# [Brief]
"Index" appears in how many lines of the entries? State only the number.
═════ Data provided ═════
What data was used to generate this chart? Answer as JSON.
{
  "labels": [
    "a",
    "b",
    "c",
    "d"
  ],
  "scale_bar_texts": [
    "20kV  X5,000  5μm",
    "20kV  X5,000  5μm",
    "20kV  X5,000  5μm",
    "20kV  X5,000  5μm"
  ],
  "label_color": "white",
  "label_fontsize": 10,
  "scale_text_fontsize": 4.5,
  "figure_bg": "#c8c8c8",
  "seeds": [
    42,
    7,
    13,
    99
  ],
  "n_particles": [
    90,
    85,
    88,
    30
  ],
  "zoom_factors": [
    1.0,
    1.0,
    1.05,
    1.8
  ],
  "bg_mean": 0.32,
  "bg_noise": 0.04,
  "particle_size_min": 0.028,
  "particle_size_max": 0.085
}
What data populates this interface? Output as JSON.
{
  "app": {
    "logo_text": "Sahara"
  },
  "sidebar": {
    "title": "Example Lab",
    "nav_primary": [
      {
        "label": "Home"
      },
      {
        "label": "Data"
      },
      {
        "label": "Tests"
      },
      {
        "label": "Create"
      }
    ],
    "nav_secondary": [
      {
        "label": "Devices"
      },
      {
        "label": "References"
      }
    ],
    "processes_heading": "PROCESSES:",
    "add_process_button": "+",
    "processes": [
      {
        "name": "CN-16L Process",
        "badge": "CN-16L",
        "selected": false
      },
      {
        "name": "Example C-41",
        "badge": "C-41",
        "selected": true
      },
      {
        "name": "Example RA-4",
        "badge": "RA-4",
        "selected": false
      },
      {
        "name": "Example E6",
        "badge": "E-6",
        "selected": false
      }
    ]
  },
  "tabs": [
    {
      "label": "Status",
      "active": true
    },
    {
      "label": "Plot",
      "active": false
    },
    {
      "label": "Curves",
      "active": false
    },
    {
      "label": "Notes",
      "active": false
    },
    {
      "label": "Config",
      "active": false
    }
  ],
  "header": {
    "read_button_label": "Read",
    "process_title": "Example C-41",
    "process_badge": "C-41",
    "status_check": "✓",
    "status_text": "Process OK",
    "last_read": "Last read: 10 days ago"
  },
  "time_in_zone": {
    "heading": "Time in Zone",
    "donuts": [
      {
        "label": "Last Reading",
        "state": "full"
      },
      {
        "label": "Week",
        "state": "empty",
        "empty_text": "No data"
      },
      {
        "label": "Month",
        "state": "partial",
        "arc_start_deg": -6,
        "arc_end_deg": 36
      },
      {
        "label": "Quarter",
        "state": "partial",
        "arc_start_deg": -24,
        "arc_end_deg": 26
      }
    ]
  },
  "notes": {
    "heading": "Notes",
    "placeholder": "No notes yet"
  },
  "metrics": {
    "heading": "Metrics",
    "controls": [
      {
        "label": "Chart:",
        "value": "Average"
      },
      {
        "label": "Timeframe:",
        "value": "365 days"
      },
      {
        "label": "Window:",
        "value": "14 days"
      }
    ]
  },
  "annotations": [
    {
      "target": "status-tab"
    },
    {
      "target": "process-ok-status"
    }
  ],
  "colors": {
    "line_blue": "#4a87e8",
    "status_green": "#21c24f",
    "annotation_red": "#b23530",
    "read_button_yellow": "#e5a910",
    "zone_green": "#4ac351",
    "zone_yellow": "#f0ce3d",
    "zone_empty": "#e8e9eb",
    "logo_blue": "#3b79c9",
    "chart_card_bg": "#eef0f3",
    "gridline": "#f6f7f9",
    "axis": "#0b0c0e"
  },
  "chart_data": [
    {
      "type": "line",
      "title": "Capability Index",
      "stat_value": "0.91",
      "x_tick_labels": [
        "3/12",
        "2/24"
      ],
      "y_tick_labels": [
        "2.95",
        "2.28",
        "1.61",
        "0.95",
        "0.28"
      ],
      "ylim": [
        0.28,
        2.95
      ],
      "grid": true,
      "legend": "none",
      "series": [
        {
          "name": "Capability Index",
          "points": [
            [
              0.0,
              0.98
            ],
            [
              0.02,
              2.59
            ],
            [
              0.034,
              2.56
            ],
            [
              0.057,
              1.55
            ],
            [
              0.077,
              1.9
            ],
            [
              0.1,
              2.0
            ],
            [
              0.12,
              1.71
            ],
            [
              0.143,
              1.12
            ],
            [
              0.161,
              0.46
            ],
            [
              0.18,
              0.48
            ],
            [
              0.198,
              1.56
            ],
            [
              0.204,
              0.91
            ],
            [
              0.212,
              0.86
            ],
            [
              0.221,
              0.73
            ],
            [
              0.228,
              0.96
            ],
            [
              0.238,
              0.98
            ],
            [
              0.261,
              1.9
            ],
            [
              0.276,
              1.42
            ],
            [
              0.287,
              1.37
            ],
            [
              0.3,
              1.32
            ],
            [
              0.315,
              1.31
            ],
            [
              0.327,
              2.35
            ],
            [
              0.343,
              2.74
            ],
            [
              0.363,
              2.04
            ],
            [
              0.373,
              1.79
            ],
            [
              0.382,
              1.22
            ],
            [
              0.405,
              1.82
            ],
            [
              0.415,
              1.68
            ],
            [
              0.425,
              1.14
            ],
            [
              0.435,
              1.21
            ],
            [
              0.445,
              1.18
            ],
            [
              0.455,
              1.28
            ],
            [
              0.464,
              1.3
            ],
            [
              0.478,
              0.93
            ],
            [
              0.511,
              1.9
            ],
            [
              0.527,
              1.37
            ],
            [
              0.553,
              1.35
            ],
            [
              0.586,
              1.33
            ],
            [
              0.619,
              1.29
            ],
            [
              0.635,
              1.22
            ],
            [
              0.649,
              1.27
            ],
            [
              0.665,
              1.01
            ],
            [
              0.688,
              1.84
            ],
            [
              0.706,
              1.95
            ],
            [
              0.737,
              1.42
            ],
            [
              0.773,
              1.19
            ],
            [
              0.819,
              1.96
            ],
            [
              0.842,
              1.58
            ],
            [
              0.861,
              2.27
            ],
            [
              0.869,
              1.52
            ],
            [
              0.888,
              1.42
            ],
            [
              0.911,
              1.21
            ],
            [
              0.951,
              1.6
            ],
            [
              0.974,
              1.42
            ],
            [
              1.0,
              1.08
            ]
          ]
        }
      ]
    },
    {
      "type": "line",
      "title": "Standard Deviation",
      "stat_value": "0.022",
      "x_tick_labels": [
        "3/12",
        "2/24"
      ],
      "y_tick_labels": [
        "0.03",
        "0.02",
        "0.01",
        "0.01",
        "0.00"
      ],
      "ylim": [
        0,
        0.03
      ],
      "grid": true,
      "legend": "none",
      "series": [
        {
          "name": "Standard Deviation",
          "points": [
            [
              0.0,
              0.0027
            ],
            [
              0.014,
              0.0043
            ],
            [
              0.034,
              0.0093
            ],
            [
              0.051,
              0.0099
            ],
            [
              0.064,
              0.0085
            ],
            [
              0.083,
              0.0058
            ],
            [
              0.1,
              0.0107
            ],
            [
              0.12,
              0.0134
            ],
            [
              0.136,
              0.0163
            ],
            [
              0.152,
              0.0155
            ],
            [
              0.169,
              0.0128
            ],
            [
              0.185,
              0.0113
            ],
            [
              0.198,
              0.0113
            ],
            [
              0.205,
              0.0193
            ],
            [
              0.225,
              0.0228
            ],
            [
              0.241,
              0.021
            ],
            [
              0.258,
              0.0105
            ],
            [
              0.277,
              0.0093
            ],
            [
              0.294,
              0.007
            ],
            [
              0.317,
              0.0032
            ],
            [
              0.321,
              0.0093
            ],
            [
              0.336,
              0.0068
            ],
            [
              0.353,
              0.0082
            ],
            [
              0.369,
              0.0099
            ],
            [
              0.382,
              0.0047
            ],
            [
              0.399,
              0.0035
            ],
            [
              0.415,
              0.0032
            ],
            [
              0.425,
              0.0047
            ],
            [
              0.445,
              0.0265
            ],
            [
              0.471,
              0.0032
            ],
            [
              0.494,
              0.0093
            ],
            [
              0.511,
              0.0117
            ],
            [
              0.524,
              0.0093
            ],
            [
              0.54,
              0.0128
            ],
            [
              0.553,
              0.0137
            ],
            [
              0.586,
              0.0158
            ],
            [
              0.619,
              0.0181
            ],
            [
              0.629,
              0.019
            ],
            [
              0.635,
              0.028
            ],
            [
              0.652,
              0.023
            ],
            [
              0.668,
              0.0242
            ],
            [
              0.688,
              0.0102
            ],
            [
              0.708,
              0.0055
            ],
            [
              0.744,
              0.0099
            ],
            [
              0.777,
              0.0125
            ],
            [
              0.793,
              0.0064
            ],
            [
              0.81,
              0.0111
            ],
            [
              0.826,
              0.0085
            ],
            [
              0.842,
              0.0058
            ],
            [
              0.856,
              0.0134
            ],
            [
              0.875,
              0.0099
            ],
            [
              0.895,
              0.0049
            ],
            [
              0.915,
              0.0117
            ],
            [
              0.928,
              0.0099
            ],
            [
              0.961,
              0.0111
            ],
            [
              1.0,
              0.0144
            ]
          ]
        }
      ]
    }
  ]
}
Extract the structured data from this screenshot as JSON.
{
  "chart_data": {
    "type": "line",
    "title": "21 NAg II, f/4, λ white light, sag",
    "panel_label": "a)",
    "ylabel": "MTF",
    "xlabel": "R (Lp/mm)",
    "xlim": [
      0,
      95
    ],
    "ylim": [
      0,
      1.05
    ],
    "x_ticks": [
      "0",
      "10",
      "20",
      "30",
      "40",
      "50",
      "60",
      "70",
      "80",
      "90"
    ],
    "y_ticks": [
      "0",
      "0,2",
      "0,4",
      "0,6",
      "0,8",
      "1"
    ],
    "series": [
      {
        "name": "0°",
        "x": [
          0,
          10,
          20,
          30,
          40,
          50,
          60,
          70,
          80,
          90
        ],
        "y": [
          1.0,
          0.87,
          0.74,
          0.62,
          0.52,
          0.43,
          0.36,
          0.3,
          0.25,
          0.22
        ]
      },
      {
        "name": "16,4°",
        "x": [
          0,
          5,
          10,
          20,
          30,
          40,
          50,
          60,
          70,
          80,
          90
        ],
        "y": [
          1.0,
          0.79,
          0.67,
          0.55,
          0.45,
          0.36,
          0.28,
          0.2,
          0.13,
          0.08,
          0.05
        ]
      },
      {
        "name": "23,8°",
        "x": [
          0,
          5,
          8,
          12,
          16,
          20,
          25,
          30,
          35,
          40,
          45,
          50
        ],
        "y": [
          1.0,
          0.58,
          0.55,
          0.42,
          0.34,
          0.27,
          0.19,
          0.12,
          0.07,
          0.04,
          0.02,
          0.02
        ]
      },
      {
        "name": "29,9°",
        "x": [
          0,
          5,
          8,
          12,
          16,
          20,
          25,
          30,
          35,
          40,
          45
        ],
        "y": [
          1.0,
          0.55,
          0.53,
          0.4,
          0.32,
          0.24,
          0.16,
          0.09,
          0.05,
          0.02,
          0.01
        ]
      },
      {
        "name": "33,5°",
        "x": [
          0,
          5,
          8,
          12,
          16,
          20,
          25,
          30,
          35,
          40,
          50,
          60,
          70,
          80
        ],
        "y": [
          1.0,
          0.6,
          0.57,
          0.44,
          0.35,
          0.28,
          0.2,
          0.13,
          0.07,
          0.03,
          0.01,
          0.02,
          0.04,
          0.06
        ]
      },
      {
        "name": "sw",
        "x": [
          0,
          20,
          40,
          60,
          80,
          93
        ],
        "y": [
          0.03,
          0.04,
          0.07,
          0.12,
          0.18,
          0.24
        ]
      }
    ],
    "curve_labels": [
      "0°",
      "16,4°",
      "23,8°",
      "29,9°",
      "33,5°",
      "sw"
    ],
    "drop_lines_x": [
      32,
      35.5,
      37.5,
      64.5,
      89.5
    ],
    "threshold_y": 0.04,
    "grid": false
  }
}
═════
# [Response to this exercise]
2